Will you extract the entries word for word? Images should not appear in the copy.

───── Materials provided

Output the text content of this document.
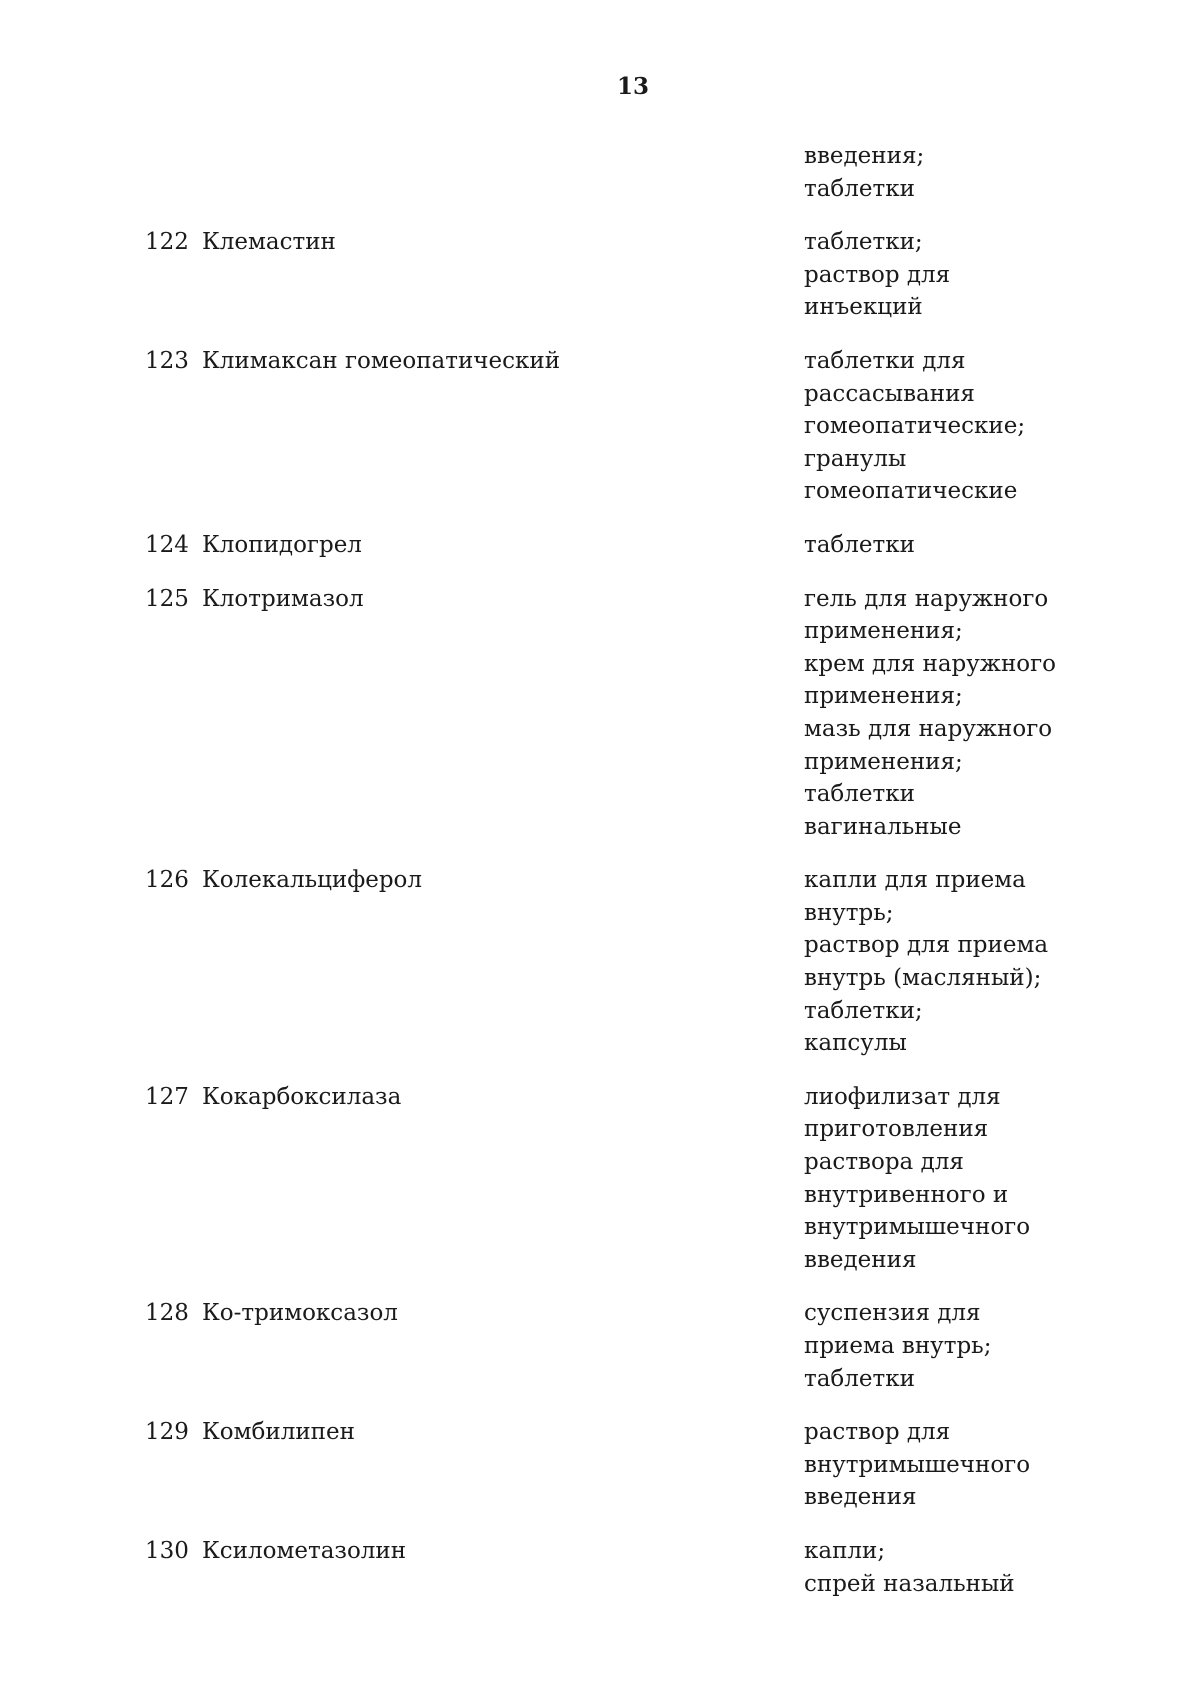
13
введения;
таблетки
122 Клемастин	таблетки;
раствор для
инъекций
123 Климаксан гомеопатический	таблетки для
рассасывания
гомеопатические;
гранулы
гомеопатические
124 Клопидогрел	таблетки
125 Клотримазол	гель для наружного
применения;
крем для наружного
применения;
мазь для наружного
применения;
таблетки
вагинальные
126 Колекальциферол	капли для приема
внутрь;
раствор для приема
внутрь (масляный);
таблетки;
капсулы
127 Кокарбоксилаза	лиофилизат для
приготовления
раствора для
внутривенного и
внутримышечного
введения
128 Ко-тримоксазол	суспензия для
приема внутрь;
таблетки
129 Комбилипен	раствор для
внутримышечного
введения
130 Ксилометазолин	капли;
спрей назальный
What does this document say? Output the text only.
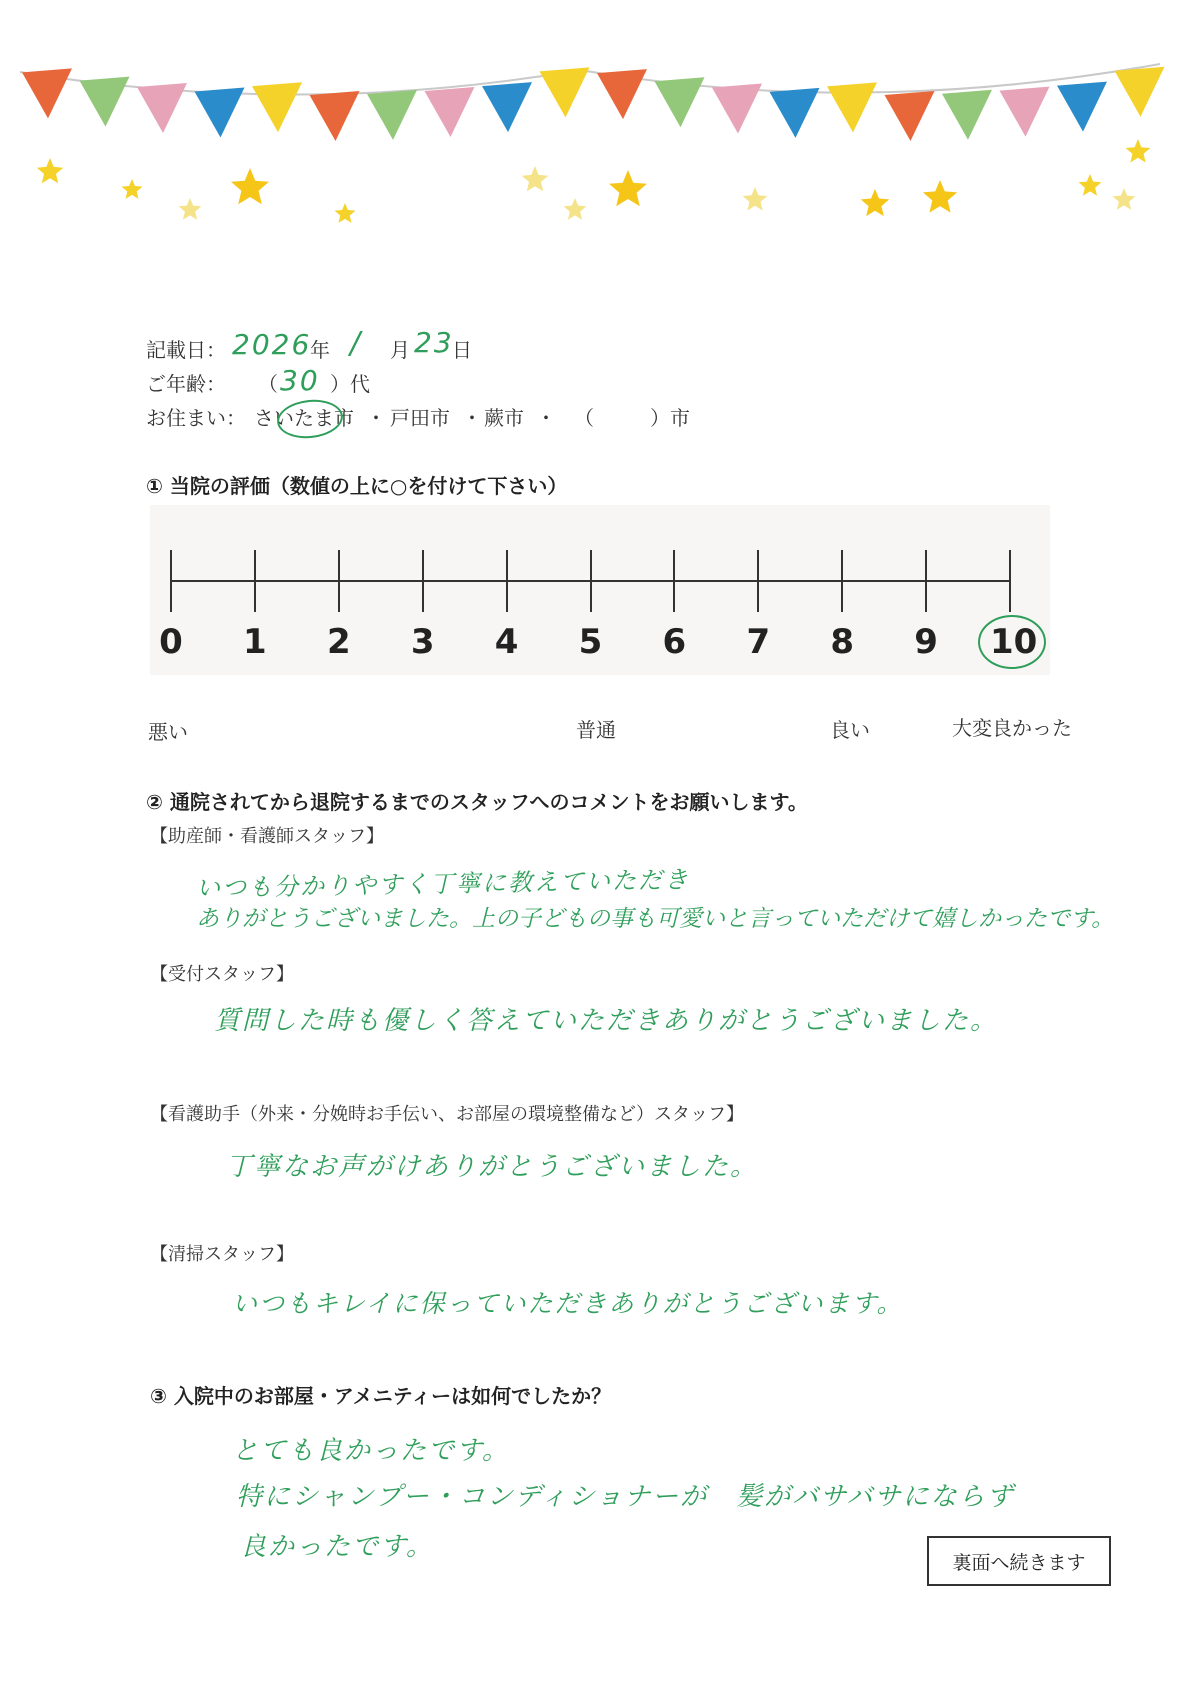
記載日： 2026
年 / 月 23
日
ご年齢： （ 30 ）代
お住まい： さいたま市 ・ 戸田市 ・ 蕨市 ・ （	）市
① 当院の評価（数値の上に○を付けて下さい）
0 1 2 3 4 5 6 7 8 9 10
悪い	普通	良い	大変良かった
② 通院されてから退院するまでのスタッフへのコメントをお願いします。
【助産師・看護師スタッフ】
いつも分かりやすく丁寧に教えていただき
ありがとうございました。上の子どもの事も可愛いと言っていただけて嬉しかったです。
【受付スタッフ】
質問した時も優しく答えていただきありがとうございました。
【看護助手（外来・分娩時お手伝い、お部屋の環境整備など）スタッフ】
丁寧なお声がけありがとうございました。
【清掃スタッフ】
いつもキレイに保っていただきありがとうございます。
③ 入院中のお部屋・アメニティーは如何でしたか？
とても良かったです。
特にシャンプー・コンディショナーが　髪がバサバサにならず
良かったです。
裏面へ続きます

──────────

◆ **Result of this task**
Output the text content of this document.
13
введения;
таблетки
122 Клемастин	таблетки;
раствор для
инъекций
123 Климаксан гомеопатический	таблетки для
рассасывания
гомеопатические;
гранулы
гомеопатические
124 Клопидогрел	таблетки
125 Клотримазол	гель для наружного
применения;
крем для наружного
применения;
мазь для наружного
применения;
таблетки
вагинальные
126 Колекальциферол	капли для приема
внутрь;
раствор для приема
внутрь (масляный);
таблетки;
капсулы
127 Кокарбоксилаза	лиофилизат для
приготовления
раствора для
внутривенного и
внутримышечного
введения
128 Ко-тримоксазол	суспензия для
приема внутрь;
таблетки
129 Комбилипен	раствор для
внутримышечного
введения
130 Ксилометазолин	капли;
спрей назальный
What does this document say? Output the text only.
記載日： 2026
年 / 月 23
日
ご年齢： （ 30 ）代
お住まい： さいたま市 ・ 戸田市 ・ 蕨市 ・ （	）市
① 当院の評価（数値の上に○を付けて下さい）
0 1 2 3 4 5 6 7 8 9 10
悪い	普通	良い	大変良かった
② 通院されてから退院するまでのスタッフへのコメントをお願いします。
【助産師・看護師スタッフ】
いつも分かりやすく丁寧に教えていただき
ありがとうございました。上の子どもの事も可愛いと言っていただけて嬉しかったです。
【受付スタッフ】
質問した時も優しく答えていただきありがとうございました。
【看護助手（外来・分娩時お手伝い、お部屋の環境整備など）スタッフ】
丁寧なお声がけありがとうございました。
【清掃スタッフ】
いつもキレイに保っていただきありがとうございます。
③ 入院中のお部屋・アメニティーは如何でしたか？
とても良かったです。
特にシャンプー・コンディショナーが　髪がバサバサにならず
良かったです。
裏面へ続きます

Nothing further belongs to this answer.